Extracted records:
╔══

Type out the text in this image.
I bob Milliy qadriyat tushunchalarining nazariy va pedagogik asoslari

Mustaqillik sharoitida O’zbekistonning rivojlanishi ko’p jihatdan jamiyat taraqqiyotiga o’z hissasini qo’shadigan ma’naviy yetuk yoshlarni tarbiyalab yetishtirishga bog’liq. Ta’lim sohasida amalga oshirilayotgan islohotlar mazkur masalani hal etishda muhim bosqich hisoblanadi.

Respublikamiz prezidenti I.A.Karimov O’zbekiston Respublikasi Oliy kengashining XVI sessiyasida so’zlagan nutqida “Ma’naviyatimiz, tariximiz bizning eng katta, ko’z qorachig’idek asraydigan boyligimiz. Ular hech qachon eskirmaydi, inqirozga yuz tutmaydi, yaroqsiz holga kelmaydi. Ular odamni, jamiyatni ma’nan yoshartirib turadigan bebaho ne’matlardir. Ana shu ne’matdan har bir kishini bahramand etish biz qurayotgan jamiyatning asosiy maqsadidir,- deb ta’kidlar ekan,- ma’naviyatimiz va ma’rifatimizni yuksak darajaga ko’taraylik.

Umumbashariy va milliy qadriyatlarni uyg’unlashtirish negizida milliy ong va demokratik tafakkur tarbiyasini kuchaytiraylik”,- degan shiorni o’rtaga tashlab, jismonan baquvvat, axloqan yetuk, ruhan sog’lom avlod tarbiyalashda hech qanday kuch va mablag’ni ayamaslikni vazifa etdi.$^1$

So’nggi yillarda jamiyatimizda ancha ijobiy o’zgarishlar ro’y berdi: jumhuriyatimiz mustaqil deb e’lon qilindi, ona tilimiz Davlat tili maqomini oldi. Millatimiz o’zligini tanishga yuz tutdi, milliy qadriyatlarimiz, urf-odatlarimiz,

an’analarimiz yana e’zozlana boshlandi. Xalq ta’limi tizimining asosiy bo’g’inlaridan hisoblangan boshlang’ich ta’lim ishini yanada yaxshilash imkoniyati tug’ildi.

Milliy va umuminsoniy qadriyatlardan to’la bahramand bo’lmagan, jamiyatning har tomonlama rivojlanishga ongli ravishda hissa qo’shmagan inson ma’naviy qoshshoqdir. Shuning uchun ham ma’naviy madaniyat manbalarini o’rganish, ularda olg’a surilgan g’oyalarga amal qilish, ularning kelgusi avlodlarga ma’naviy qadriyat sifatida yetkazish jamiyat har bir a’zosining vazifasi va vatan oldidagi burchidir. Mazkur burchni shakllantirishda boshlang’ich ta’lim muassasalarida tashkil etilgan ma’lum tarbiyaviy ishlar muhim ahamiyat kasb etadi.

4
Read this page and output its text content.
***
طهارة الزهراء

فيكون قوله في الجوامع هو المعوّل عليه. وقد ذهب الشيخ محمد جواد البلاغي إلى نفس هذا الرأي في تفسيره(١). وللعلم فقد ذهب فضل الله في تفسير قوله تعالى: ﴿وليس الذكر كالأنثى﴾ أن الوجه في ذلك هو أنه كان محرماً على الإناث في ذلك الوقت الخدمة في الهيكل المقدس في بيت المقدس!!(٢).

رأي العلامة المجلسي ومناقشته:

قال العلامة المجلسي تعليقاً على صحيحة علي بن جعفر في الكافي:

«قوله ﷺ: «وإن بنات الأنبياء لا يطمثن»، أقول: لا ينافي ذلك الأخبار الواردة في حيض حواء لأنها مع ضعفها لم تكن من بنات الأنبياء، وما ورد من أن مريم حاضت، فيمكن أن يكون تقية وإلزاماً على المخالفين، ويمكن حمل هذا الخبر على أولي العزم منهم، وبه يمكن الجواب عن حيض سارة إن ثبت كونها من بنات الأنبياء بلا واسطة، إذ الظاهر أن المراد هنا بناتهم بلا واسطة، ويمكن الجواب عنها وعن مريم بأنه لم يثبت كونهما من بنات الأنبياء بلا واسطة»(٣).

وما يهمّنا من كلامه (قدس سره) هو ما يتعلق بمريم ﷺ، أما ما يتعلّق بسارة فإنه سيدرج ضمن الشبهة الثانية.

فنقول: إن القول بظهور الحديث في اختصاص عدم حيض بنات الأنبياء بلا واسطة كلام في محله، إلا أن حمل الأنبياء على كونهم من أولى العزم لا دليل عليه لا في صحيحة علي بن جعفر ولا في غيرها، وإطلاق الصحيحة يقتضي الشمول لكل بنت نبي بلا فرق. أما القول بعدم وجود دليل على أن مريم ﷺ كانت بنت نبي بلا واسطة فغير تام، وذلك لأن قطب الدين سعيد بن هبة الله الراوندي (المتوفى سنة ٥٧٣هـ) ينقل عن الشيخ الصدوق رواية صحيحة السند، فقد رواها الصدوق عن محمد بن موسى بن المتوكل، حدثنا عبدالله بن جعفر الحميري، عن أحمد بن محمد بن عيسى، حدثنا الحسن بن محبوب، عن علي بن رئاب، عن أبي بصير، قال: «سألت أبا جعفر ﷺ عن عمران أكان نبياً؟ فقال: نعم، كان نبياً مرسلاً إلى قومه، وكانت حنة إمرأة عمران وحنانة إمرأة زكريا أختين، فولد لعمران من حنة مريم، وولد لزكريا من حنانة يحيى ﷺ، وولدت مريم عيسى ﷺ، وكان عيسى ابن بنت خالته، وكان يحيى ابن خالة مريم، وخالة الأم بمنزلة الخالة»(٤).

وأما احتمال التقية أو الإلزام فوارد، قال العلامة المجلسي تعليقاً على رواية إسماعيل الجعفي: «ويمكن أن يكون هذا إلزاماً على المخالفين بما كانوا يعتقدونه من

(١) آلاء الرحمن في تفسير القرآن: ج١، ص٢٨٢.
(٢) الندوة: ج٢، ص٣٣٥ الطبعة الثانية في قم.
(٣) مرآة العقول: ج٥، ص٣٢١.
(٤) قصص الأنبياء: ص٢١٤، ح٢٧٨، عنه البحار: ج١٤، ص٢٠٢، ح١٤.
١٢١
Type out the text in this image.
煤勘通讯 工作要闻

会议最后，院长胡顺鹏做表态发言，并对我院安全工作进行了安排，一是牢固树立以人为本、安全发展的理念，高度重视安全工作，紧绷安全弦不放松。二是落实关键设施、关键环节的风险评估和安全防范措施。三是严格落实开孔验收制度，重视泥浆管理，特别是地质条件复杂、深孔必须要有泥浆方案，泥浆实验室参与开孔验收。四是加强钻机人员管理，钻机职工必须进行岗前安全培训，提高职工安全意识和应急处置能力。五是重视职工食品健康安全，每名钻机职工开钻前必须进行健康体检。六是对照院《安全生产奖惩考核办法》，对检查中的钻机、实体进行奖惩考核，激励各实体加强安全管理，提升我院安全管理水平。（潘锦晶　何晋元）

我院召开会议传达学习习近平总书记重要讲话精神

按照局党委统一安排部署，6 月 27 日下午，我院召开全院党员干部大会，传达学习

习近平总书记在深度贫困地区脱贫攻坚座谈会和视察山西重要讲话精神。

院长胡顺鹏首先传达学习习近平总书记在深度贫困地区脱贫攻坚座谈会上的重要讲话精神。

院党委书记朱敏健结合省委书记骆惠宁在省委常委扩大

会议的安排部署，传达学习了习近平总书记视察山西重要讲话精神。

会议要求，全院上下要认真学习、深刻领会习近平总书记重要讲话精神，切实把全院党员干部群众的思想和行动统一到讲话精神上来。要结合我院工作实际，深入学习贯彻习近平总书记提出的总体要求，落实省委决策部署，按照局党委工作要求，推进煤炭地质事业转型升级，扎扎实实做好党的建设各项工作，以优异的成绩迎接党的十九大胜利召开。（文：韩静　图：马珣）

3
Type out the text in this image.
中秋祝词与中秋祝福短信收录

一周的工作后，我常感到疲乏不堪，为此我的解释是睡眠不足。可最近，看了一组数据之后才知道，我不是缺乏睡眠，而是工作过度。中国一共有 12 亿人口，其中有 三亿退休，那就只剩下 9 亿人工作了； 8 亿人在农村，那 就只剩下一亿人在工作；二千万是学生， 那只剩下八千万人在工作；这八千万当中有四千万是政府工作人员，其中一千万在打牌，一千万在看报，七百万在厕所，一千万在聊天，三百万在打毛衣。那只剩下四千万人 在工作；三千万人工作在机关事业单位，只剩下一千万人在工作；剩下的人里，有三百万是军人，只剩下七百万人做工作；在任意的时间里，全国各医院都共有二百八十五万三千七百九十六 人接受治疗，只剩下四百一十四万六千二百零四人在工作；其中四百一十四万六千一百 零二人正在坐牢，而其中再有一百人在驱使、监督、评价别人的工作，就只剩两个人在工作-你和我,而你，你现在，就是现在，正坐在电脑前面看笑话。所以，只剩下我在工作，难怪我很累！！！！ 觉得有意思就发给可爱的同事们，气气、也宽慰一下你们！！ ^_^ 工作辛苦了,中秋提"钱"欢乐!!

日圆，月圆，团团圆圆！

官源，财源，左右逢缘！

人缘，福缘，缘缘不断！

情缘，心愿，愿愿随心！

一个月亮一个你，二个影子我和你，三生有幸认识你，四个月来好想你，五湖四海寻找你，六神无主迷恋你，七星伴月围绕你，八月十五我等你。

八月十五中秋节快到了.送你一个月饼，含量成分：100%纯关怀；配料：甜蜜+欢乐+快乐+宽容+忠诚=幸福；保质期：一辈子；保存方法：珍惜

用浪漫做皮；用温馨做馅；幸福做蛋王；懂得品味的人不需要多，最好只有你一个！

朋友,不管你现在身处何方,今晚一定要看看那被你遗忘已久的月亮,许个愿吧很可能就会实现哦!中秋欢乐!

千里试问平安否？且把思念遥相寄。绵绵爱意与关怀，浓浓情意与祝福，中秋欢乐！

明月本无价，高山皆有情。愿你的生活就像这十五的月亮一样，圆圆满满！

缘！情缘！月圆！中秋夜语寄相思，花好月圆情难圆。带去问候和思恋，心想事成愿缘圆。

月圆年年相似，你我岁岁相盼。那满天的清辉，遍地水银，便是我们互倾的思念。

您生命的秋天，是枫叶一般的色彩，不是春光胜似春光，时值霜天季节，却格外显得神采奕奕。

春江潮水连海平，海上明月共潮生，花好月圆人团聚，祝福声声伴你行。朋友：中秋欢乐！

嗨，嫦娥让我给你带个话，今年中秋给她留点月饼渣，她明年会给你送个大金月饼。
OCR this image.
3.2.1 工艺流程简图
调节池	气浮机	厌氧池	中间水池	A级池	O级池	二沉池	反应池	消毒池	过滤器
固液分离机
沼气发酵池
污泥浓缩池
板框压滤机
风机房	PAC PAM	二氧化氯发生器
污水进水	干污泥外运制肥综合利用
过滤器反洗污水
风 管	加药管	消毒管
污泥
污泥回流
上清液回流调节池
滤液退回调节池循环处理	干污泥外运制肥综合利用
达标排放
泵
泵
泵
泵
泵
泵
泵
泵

╚══

Out of the records, collect only those lines that contain the string "تفسير".

فيكون قوله في الجوامع هو المعوّل عليه. وقد ذهب الشيخ محمد جواد البلاغي إلى نفس هذا الرأي في تفسيره(١). وللعلم فقد ذهب فضل الله في تفسير قوله تعالى: ﴿وليس الذكر كالأنثى﴾ أن الوجه في ذلك هو أنه كان محرماً على الإناث في ذلك الوقت الخدمة في الهيكل المقدس في بيت المقدس!!(٢).
(١) آلاء الرحمن في تفسير القرآن: ج١، ص٢٨٢.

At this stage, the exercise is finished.